:: DATA RECORDS ::

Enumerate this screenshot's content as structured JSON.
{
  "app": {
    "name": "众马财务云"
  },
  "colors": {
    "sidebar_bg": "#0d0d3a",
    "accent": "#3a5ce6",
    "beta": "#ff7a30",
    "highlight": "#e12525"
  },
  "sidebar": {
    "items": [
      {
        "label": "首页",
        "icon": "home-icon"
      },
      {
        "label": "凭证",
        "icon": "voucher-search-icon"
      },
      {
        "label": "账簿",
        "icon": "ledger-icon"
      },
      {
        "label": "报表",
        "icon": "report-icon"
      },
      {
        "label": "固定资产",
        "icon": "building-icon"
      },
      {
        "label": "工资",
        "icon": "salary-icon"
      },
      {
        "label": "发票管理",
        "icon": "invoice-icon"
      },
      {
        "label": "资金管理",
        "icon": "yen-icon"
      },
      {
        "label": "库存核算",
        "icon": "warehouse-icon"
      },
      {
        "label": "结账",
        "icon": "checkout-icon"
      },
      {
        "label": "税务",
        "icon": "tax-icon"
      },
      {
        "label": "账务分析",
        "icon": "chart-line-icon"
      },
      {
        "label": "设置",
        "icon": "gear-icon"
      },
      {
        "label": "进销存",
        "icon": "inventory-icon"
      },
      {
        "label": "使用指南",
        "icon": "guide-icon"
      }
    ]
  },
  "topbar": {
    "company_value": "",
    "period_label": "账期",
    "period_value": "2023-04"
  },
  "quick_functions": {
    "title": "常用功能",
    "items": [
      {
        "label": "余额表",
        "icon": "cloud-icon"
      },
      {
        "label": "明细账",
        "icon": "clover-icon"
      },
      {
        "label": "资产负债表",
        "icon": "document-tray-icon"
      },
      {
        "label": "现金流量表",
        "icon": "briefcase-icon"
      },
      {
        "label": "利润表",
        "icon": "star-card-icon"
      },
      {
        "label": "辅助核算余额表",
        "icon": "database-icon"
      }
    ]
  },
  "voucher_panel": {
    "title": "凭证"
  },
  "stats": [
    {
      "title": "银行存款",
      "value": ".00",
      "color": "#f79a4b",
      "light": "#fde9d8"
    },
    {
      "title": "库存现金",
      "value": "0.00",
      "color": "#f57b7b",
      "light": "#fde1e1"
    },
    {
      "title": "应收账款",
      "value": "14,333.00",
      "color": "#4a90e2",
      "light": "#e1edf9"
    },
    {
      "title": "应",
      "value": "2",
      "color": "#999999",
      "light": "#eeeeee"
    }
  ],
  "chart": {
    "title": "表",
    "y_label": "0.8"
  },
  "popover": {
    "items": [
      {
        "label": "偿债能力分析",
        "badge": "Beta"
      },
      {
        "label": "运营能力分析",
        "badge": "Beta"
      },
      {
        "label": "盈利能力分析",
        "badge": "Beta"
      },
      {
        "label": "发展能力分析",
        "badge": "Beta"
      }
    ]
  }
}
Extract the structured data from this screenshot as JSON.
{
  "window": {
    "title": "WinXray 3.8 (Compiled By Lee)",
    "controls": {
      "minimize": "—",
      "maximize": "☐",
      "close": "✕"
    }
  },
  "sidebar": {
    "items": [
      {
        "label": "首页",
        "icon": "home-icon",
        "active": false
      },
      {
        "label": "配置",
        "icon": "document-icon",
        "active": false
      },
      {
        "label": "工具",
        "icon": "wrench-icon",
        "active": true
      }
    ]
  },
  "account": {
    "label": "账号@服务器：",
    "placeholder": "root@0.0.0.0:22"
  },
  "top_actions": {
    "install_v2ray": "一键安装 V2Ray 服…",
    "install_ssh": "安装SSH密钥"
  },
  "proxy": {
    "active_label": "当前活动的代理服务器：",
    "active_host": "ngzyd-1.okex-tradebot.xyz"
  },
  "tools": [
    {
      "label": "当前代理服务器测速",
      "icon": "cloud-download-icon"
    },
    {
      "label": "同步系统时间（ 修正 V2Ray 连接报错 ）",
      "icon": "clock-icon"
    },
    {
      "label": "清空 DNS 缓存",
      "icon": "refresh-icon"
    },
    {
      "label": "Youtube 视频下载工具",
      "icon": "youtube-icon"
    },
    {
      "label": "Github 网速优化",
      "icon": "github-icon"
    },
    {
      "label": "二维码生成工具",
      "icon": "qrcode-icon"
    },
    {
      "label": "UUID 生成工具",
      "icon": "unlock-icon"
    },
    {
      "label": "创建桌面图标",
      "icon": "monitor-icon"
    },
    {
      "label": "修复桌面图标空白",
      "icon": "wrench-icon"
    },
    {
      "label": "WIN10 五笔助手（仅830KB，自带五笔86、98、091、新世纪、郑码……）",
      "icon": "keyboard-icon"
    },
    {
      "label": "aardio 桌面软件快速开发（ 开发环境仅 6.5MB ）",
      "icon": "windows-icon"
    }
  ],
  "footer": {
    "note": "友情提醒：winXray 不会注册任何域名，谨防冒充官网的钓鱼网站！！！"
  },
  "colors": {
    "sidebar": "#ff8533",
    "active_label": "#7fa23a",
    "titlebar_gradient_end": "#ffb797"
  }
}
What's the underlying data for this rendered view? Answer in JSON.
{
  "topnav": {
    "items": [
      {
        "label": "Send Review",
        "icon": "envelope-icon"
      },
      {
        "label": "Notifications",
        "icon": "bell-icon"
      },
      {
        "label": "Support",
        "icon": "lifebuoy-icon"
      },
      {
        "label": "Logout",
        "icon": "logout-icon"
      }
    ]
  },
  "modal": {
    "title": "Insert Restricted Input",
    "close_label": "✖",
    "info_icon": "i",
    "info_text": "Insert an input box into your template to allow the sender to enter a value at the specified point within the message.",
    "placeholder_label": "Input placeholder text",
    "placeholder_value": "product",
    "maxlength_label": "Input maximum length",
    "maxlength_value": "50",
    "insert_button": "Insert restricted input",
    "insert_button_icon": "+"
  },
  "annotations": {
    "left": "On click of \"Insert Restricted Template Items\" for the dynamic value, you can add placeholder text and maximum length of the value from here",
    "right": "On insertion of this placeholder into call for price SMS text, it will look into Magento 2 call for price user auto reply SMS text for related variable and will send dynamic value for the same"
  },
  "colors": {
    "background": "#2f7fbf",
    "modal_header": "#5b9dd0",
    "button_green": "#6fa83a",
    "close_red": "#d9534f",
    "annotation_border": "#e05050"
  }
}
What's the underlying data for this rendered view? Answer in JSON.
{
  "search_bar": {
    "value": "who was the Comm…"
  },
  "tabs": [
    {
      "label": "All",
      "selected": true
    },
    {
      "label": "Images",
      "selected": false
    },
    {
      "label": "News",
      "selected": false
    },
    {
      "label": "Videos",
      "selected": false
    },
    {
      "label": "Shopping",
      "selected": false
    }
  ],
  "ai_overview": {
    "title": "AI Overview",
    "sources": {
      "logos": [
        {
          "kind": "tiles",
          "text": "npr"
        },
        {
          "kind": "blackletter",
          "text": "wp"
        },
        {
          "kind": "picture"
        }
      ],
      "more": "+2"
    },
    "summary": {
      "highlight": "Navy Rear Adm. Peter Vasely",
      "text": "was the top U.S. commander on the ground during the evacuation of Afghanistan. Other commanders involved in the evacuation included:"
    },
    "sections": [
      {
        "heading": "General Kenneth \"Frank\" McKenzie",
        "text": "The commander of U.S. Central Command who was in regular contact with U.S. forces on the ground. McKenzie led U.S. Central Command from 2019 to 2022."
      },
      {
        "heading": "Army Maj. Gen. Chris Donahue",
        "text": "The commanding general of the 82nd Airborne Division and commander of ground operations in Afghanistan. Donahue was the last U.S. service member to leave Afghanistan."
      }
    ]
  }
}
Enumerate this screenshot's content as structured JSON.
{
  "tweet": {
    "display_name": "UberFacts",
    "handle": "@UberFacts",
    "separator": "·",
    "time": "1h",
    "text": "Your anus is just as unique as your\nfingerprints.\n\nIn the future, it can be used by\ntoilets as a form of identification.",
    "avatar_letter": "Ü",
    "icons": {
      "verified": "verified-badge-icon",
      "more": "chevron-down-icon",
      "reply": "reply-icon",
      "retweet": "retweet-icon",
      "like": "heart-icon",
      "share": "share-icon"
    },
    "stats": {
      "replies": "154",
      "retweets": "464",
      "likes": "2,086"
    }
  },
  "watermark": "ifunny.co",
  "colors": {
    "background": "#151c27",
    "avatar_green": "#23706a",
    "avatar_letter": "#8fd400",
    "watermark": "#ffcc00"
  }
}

:::

*PROBLEM*
Check each line above for "kind" and return the ones that have it.

*WRITTEN REPLY*
          "kind": "tiles",
          "kind": "blackletter",
          "kind": "picture"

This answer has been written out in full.